Work required: Repeat, exactly and completely, the material that follows. Omit the pictures.

Dataset records:

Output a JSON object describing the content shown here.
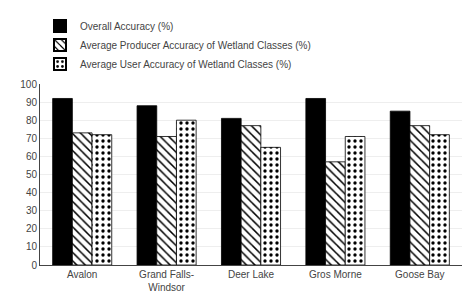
{
  "chart_data": {
    "type": "bar",
    "categories": [
      "Avalon",
      "Grand Falls-\nWindsor",
      "Deer Lake",
      "Gros Morne",
      "Goose Bay"
    ],
    "series": [
      {
        "name": "Overall Accuracy (%)",
        "color": "#000000",
        "values": [
          92,
          88,
          81,
          92,
          85
        ]
      },
      {
        "name": "Average Producer Accuracy of Wetland Classes (%)",
        "color": "#ffffff",
        "values": [
          73,
          71,
          77,
          57,
          77
        ]
      },
      {
        "name": "Average User Accuracy of Wetland Classes (%)",
        "color": "#ffffff",
        "values": [
          72,
          80,
          65,
          71,
          72
        ]
      }
    ],
    "ylim": [
      0,
      100
    ],
    "yticks": [
      0,
      10,
      20,
      30,
      40,
      50,
      60,
      70,
      80,
      90,
      100
    ],
    "grid": true,
    "legend": "upper left"
  }
}
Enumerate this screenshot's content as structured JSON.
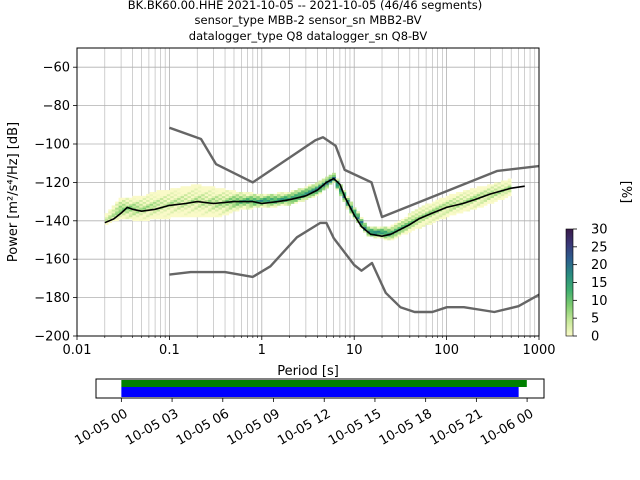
{
  "chart_data": [
    {
      "type": "heatmap",
      "title_lines": [
        "BK.BK60.00.HHE   2021-10-05 -- 2021-10-05  (46/46 segments)",
        "sensor_type MBB-2 sensor_sn MBB2-BV",
        "datalogger_type Q8 datalogger_sn Q8-BV"
      ],
      "xlabel": "Period [s]",
      "ylabel": "Power [m²/s⁴/Hz] [dB]",
      "xscale": "log",
      "xlim": [
        0.01,
        1000
      ],
      "ylim": [
        -200,
        -50
      ],
      "x_ticks": [
        0.01,
        0.1,
        1,
        10,
        100,
        1000
      ],
      "x_tick_labels": [
        "0.01",
        "0.1",
        "1",
        "10",
        "100",
        "1000"
      ],
      "y_ticks": [
        -200,
        -180,
        -160,
        -140,
        -120,
        -100,
        -80,
        -60
      ],
      "y_tick_labels": [
        "−200",
        "−180",
        "−160",
        "−140",
        "−120",
        "−100",
        "−80",
        "−60"
      ],
      "grid": true,
      "colorbar": {
        "label": "[%]",
        "range": [
          0,
          30
        ],
        "ticks": [
          0,
          5,
          10,
          15,
          20,
          25,
          30
        ],
        "tick_labels": [
          "0",
          "5",
          "10",
          "15",
          "20",
          "25",
          "30"
        ],
        "colors": [
          "#fafac8",
          "#c6e89a",
          "#7fcc70",
          "#3fae70",
          "#2a8c80",
          "#2c5f8e",
          "#3a3877",
          "#3a1a4a"
        ]
      },
      "series": [
        {
          "role": "noise-model-high",
          "color": "#666666",
          "x": [
            0.1,
            0.22,
            0.32,
            0.8,
            3.8,
            4.6,
            6.3,
            7.9,
            15.4,
            20,
            354.8,
            1000
          ],
          "y": [
            -91.5,
            -97.4,
            -110.5,
            -120.0,
            -98.0,
            -96.5,
            -101.0,
            -113.5,
            -120.0,
            -138.0,
            -114.0,
            -111.5
          ]
        },
        {
          "role": "noise-model-low",
          "color": "#666666",
          "x": [
            0.1,
            0.17,
            0.4,
            0.8,
            1.24,
            2.4,
            4.3,
            5.0,
            6.0,
            10.0,
            12.0,
            15.6,
            21.9,
            31.6,
            45.0,
            70.0,
            101.0,
            154.0,
            328.0,
            600.0,
            1000.0
          ],
          "y": [
            -168.0,
            -166.7,
            -166.7,
            -169.2,
            -163.7,
            -148.6,
            -141.1,
            -141.1,
            -149.0,
            -163.0,
            -166.0,
            -162.0,
            -177.5,
            -185.0,
            -187.5,
            -187.5,
            -185.0,
            -185.0,
            -187.5,
            -184.5,
            -178.5
          ]
        },
        {
          "role": "mode",
          "color": "#000000",
          "x": [
            0.02,
            0.025,
            0.03,
            0.035,
            0.04,
            0.05,
            0.07,
            0.1,
            0.15,
            0.2,
            0.3,
            0.5,
            0.8,
            1.0,
            1.5,
            2.0,
            3.0,
            4.0,
            5.0,
            6.0,
            7.0,
            8.0,
            10.0,
            12.0,
            15.0,
            20.0,
            25.0,
            30.0,
            40.0,
            50.0,
            70.0,
            100.0,
            150.0,
            200.0,
            300.0,
            500.0,
            700.0
          ],
          "y": [
            -141,
            -139,
            -136,
            -133,
            -134,
            -135,
            -134,
            -132,
            -131,
            -130,
            -131,
            -130,
            -130,
            -131,
            -130,
            -129,
            -127,
            -124,
            -120,
            -118,
            -121,
            -128,
            -137,
            -143,
            -147,
            -148,
            -147,
            -145,
            -142,
            -139,
            -136,
            -133,
            -131,
            -129,
            -126,
            -123,
            -122
          ]
        }
      ],
      "density_summary": [
        {
          "x": 0.02,
          "y": -140,
          "spread": 2,
          "level": 0.3
        },
        {
          "x": 0.03,
          "y": -134,
          "spread": 5,
          "level": 0.5
        },
        {
          "x": 0.05,
          "y": -134,
          "spread": 6,
          "level": 0.4
        },
        {
          "x": 0.08,
          "y": -132,
          "spread": 7,
          "level": 0.35
        },
        {
          "x": 0.12,
          "y": -131,
          "spread": 7,
          "level": 0.35
        },
        {
          "x": 0.2,
          "y": -130,
          "spread": 8,
          "level": 0.35
        },
        {
          "x": 0.35,
          "y": -131,
          "spread": 7,
          "level": 0.4
        },
        {
          "x": 0.6,
          "y": -130,
          "spread": 4,
          "level": 0.6
        },
        {
          "x": 1.0,
          "y": -130,
          "spread": 3,
          "level": 0.7
        },
        {
          "x": 2.0,
          "y": -129,
          "spread": 3,
          "level": 0.7
        },
        {
          "x": 4.0,
          "y": -124,
          "spread": 3,
          "level": 0.8
        },
        {
          "x": 6.0,
          "y": -118,
          "spread": 2,
          "level": 0.9
        },
        {
          "x": 9.0,
          "y": -133,
          "spread": 3,
          "level": 0.8
        },
        {
          "x": 14.0,
          "y": -146,
          "spread": 2,
          "level": 0.85
        },
        {
          "x": 25.0,
          "y": -147,
          "spread": 3,
          "level": 0.7
        },
        {
          "x": 50.0,
          "y": -139,
          "spread": 5,
          "level": 0.45
        },
        {
          "x": 100.0,
          "y": -133,
          "spread": 5,
          "level": 0.4
        },
        {
          "x": 200.0,
          "y": -129,
          "spread": 5,
          "level": 0.4
        },
        {
          "x": 500.0,
          "y": -123,
          "spread": 4,
          "level": 0.4
        }
      ]
    },
    {
      "type": "bar",
      "role": "data-coverage",
      "x_tick_labels": [
        "10-05 00",
        "10-05 03",
        "10-05 06",
        "10-05 09",
        "10-05 12",
        "10-05 15",
        "10-05 18",
        "10-05 21",
        "10-06 00"
      ],
      "xlim": [
        "2021-10-04 22:30",
        "2021-10-06 01:00"
      ],
      "bars": [
        {
          "name": "",
          "color": "#008000",
          "start": "2021-10-05 00:00",
          "end": "2021-10-05 23:59"
        },
        {
          "name": "",
          "color": "#0000ff",
          "start": "2021-10-05 00:00",
          "end": "2021-10-05 23:30"
        }
      ]
    }
  ]
}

Completed task:
Output a JSON object describing the content shown here.
{
  "chart_data": {
    "type": "bar",
    "categories": [
      "Avalon",
      "Grand Falls-\nWindsor",
      "Deer Lake",
      "Gros Morne",
      "Goose Bay"
    ],
    "series": [
      {
        "name": "Overall Accuracy (%)",
        "color": "#000000",
        "values": [
          92,
          88,
          81,
          92,
          85
        ]
      },
      {
        "name": "Average Producer Accuracy of Wetland Classes (%)",
        "color": "#ffffff",
        "values": [
          73,
          71,
          77,
          57,
          77
        ]
      },
      {
        "name": "Average User Accuracy of Wetland Classes (%)",
        "color": "#ffffff",
        "values": [
          72,
          80,
          65,
          71,
          72
        ]
      }
    ],
    "ylim": [
      0,
      100
    ],
    "yticks": [
      0,
      10,
      20,
      30,
      40,
      50,
      60,
      70,
      80,
      90,
      100
    ],
    "grid": true,
    "legend": "upper left"
  }
}
Enumerate this screenshot's content as structured JSON.
{
  "chart_data": [
    {
      "type": "heatmap",
      "title_lines": [
        "BK.BK60.00.HHE   2021-10-05 -- 2021-10-05  (46/46 segments)",
        "sensor_type MBB-2 sensor_sn MBB2-BV",
        "datalogger_type Q8 datalogger_sn Q8-BV"
      ],
      "xlabel": "Period [s]",
      "ylabel": "Power [m²/s⁴/Hz] [dB]",
      "xscale": "log",
      "xlim": [
        0.01,
        1000
      ],
      "ylim": [
        -200,
        -50
      ],
      "x_ticks": [
        0.01,
        0.1,
        1,
        10,
        100,
        1000
      ],
      "x_tick_labels": [
        "0.01",
        "0.1",
        "1",
        "10",
        "100",
        "1000"
      ],
      "y_ticks": [
        -200,
        -180,
        -160,
        -140,
        -120,
        -100,
        -80,
        -60
      ],
      "y_tick_labels": [
        "−200",
        "−180",
        "−160",
        "−140",
        "−120",
        "−100",
        "−80",
        "−60"
      ],
      "grid": true,
      "colorbar": {
        "label": "[%]",
        "range": [
          0,
          30
        ],
        "ticks": [
          0,
          5,
          10,
          15,
          20,
          25,
          30
        ],
        "tick_labels": [
          "0",
          "5",
          "10",
          "15",
          "20",
          "25",
          "30"
        ],
        "colors": [
          "#fafac8",
          "#c6e89a",
          "#7fcc70",
          "#3fae70",
          "#2a8c80",
          "#2c5f8e",
          "#3a3877",
          "#3a1a4a"
        ]
      },
      "series": [
        {
          "role": "noise-model-high",
          "color": "#666666",
          "x": [
            0.1,
            0.22,
            0.32,
            0.8,
            3.8,
            4.6,
            6.3,
            7.9,
            15.4,
            20,
            354.8,
            1000
          ],
          "y": [
            -91.5,
            -97.4,
            -110.5,
            -120.0,
            -98.0,
            -96.5,
            -101.0,
            -113.5,
            -120.0,
            -138.0,
            -114.0,
            -111.5
          ]
        },
        {
          "role": "noise-model-low",
          "color": "#666666",
          "x": [
            0.1,
            0.17,
            0.4,
            0.8,
            1.24,
            2.4,
            4.3,
            5.0,
            6.0,
            10.0,
            12.0,
            15.6,
            21.9,
            31.6,
            45.0,
            70.0,
            101.0,
            154.0,
            328.0,
            600.0,
            1000.0
          ],
          "y": [
            -168.0,
            -166.7,
            -166.7,
            -169.2,
            -163.7,
            -148.6,
            -141.1,
            -141.1,
            -149.0,
            -163.0,
            -166.0,
            -162.0,
            -177.5,
            -185.0,
            -187.5,
            -187.5,
            -185.0,
            -185.0,
            -187.5,
            -184.5,
            -178.5
          ]
        },
        {
          "role": "mode",
          "color": "#000000",
          "x": [
            0.02,
            0.025,
            0.03,
            0.035,
            0.04,
            0.05,
            0.07,
            0.1,
            0.15,
            0.2,
            0.3,
            0.5,
            0.8,
            1.0,
            1.5,
            2.0,
            3.0,
            4.0,
            5.0,
            6.0,
            7.0,
            8.0,
            10.0,
            12.0,
            15.0,
            20.0,
            25.0,
            30.0,
            40.0,
            50.0,
            70.0,
            100.0,
            150.0,
            200.0,
            300.0,
            500.0,
            700.0
          ],
          "y": [
            -141,
            -139,
            -136,
            -133,
            -134,
            -135,
            -134,
            -132,
            -131,
            -130,
            -131,
            -130,
            -130,
            -131,
            -130,
            -129,
            -127,
            -124,
            -120,
            -118,
            -121,
            -128,
            -137,
            -143,
            -147,
            -148,
            -147,
            -145,
            -142,
            -139,
            -136,
            -133,
            -131,
            -129,
            -126,
            -123,
            -122
          ]
        }
      ],
      "density_summary": [
        {
          "x": 0.02,
          "y": -140,
          "spread": 2,
          "level": 0.3
        },
        {
          "x": 0.03,
          "y": -134,
          "spread": 5,
          "level": 0.5
        },
        {
          "x": 0.05,
          "y": -134,
          "spread": 6,
          "level": 0.4
        },
        {
          "x": 0.08,
          "y": -132,
          "spread": 7,
          "level": 0.35
        },
        {
          "x": 0.12,
          "y": -131,
          "spread": 7,
          "level": 0.35
        },
        {
          "x": 0.2,
          "y": -130,
          "spread": 8,
          "level": 0.35
        },
        {
          "x": 0.35,
          "y": -131,
          "spread": 7,
          "level": 0.4
        },
        {
          "x": 0.6,
          "y": -130,
          "spread": 4,
          "level": 0.6
        },
        {
          "x": 1.0,
          "y": -130,
          "spread": 3,
          "level": 0.7
        },
        {
          "x": 2.0,
          "y": -129,
          "spread": 3,
          "level": 0.7
        },
        {
          "x": 4.0,
          "y": -124,
          "spread": 3,
          "level": 0.8
        },
        {
          "x": 6.0,
          "y": -118,
          "spread": 2,
          "level": 0.9
        },
        {
          "x": 9.0,
          "y": -133,
          "spread": 3,
          "level": 0.8
        },
        {
          "x": 14.0,
          "y": -146,
          "spread": 2,
          "level": 0.85
        },
        {
          "x": 25.0,
          "y": -147,
          "spread": 3,
          "level": 0.7
        },
        {
          "x": 50.0,
          "y": -139,
          "spread": 5,
          "level": 0.45
        },
        {
          "x": 100.0,
          "y": -133,
          "spread": 5,
          "level": 0.4
        },
        {
          "x": 200.0,
          "y": -129,
          "spread": 5,
          "level": 0.4
        },
        {
          "x": 500.0,
          "y": -123,
          "spread": 4,
          "level": 0.4
        }
      ]
    },
    {
      "type": "bar",
      "role": "data-coverage",
      "x_tick_labels": [
        "10-05 00",
        "10-05 03",
        "10-05 06",
        "10-05 09",
        "10-05 12",
        "10-05 15",
        "10-05 18",
        "10-05 21",
        "10-06 00"
      ],
      "xlim": [
        "2021-10-04 22:30",
        "2021-10-06 01:00"
      ],
      "bars": [
        {
          "name": "",
          "color": "#008000",
          "start": "2021-10-05 00:00",
          "end": "2021-10-05 23:59"
        },
        {
          "name": "",
          "color": "#0000ff",
          "start": "2021-10-05 00:00",
          "end": "2021-10-05 23:30"
        }
      ]
    }
  ]
}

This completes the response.